Records contained in a dataset –
——

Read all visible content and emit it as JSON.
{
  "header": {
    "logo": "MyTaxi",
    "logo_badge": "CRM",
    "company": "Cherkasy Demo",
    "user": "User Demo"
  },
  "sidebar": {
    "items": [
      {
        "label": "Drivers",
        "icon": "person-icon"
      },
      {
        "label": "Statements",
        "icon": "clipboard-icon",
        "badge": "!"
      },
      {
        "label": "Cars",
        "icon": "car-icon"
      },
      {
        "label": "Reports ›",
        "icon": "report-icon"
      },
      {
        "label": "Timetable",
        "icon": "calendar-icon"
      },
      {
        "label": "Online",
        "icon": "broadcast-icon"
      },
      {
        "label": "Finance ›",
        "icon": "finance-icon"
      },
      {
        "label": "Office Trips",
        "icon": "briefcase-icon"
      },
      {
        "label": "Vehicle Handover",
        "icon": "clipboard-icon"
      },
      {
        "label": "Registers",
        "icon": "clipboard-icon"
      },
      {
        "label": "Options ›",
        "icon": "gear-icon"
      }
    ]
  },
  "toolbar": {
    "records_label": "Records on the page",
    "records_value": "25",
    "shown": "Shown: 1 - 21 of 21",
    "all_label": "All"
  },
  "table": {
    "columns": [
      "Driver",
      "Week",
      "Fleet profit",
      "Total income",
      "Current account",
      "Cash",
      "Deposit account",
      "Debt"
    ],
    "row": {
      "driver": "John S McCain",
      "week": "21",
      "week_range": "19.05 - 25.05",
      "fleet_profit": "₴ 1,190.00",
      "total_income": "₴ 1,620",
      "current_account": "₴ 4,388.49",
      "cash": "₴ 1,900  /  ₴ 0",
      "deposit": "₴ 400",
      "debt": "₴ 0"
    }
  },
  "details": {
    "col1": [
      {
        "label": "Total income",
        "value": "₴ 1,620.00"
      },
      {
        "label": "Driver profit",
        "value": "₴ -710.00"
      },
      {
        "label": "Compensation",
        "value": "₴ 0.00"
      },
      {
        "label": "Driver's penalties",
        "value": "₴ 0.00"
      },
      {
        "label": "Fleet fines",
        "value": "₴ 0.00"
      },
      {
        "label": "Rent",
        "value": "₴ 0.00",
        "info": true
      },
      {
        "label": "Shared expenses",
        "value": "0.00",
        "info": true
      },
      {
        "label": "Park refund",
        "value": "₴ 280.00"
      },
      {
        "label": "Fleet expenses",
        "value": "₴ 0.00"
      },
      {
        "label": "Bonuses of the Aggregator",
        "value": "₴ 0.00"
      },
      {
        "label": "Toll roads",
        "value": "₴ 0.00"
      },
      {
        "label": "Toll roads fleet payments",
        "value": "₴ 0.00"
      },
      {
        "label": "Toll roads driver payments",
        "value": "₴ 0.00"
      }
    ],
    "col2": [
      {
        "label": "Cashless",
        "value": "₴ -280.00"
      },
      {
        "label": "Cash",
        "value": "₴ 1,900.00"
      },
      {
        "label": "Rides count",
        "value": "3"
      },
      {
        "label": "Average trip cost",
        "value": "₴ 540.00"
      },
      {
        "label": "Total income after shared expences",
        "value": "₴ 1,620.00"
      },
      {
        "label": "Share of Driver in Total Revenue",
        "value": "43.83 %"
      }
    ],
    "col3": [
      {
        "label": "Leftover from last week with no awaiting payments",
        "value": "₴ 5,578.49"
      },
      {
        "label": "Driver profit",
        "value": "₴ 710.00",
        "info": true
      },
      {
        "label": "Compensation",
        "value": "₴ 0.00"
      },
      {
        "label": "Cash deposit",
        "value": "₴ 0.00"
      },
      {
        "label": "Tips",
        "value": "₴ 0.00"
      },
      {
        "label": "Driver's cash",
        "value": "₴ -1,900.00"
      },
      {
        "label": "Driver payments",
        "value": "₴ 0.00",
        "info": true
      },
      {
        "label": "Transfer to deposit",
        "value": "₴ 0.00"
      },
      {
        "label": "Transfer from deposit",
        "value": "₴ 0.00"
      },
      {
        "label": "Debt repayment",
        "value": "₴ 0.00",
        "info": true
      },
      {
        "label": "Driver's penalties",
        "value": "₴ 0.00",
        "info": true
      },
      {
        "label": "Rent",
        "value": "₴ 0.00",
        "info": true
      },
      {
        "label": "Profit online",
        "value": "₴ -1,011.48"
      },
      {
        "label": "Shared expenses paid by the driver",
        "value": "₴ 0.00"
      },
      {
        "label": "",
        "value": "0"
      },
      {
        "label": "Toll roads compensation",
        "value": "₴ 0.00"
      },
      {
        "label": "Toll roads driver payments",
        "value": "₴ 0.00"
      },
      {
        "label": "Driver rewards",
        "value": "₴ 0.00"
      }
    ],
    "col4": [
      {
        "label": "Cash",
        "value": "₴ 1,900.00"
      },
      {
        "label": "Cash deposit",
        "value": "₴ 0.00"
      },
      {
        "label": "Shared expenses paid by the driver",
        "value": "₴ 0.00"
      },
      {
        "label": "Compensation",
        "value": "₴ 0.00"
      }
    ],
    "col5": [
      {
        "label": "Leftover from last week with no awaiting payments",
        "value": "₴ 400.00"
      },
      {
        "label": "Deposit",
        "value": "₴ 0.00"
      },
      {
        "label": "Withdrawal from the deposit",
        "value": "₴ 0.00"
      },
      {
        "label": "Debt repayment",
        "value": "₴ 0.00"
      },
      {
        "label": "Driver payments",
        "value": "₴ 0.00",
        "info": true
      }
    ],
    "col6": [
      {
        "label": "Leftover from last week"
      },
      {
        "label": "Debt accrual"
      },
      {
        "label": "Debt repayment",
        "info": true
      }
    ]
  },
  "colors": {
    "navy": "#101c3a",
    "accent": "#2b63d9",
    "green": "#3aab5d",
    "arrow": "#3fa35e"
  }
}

——

Exercise objective – Search the entries for the word "Toll" and copy every line that has it.

Written reply –
        "label": "Toll roads",
        "label": "Toll roads fleet payments",
        "label": "Toll roads driver payments",
        "label": "Toll roads compensation",
        "label": "Toll roads driver payments",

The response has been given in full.